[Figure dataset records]

* * * * * * *

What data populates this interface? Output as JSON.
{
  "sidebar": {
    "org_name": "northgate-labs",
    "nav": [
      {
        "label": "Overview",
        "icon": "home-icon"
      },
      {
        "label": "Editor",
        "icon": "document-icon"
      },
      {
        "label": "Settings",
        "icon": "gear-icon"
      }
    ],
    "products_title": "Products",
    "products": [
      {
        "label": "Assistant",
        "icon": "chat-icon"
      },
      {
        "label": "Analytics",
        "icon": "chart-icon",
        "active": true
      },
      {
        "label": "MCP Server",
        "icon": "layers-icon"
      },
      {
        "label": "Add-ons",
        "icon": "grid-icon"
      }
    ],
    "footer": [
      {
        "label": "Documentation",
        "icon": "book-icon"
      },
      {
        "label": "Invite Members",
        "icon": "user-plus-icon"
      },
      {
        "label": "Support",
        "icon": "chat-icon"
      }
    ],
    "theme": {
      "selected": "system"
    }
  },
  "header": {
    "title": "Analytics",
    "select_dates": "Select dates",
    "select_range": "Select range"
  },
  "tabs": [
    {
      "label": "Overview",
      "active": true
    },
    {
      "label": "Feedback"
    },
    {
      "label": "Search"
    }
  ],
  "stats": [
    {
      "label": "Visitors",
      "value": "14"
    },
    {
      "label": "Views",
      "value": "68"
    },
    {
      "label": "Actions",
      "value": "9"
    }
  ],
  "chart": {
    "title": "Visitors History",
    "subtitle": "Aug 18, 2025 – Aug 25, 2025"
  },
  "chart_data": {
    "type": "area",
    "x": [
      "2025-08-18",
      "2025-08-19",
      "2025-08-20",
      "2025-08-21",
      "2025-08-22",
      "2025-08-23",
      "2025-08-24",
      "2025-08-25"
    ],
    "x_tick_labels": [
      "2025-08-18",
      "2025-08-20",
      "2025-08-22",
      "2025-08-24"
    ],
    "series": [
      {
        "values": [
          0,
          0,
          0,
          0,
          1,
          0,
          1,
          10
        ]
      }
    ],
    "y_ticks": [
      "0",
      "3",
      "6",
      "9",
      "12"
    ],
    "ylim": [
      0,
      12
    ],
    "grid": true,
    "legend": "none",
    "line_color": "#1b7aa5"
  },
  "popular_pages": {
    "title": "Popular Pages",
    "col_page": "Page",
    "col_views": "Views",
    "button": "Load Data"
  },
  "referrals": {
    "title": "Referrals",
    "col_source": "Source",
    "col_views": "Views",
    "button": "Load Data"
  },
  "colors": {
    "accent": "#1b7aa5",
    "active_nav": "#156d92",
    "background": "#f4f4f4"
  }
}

* * * * * * *

# Task prompt:
Every record shown above should be written out again exactly.

# Task output:
What data populates this interface? Output as JSON.
{
  "sidebar": {
    "org_name": "northgate-labs",
    "nav": [
      {
        "label": "Overview",
        "icon": "home-icon"
      },
      {
        "label": "Editor",
        "icon": "document-icon"
      },
      {
        "label": "Settings",
        "icon": "gear-icon"
      }
    ],
    "products_title": "Products",
    "products": [
      {
        "label": "Assistant",
        "icon": "chat-icon"
      },
      {
        "label": "Analytics",
        "icon": "chart-icon",
        "active": true
      },
      {
        "label": "MCP Server",
        "icon": "layers-icon"
      },
      {
        "label": "Add-ons",
        "icon": "grid-icon"
      }
    ],
    "footer": [
      {
        "label": "Documentation",
        "icon": "book-icon"
      },
      {
        "label": "Invite Members",
        "icon": "user-plus-icon"
      },
      {
        "label": "Support",
        "icon": "chat-icon"
      }
    ],
    "theme": {
      "selected": "system"
    }
  },
  "header": {
    "title": "Analytics",
    "select_dates": "Select dates",
    "select_range": "Select range"
  },
  "tabs": [
    {
      "label": "Overview",
      "active": true
    },
    {
      "label": "Feedback"
    },
    {
      "label": "Search"
    }
  ],
  "stats": [
    {
      "label": "Visitors",
      "value": "14"
    },
    {
      "label": "Views",
      "value": "68"
    },
    {
      "label": "Actions",
      "value": "9"
    }
  ],
  "chart": {
    "title": "Visitors History",
    "subtitle": "Aug 18, 2025 – Aug 25, 2025"
  },
  "chart_data": {
    "type": "area",
    "x": [
      "2025-08-18",
      "2025-08-19",
      "2025-08-20",
      "2025-08-21",
      "2025-08-22",
      "2025-08-23",
      "2025-08-24",
      "2025-08-25"
    ],
    "x_tick_labels": [
      "2025-08-18",
      "2025-08-20",
      "2025-08-22",
      "2025-08-24"
    ],
    "series": [
      {
        "values": [
          0,
          0,
          0,
          0,
          1,
          0,
          1,
          10
        ]
      }
    ],
    "y_ticks": [
      "0",
      "3",
      "6",
      "9",
      "12"
    ],
    "ylim": [
      0,
      12
    ],
    "grid": true,
    "legend": "none",
    "line_color": "#1b7aa5"
  },
  "popular_pages": {
    "title": "Popular Pages",
    "col_page": "Page",
    "col_views": "Views",
    "button": "Load Data"
  },
  "referrals": {
    "title": "Referrals",
    "col_source": "Source",
    "col_views": "Views",
    "button": "Load Data"
  },
  "colors": {
    "accent": "#1b7aa5",
    "active_nav": "#156d92",
    "background": "#f4f4f4"
  }
}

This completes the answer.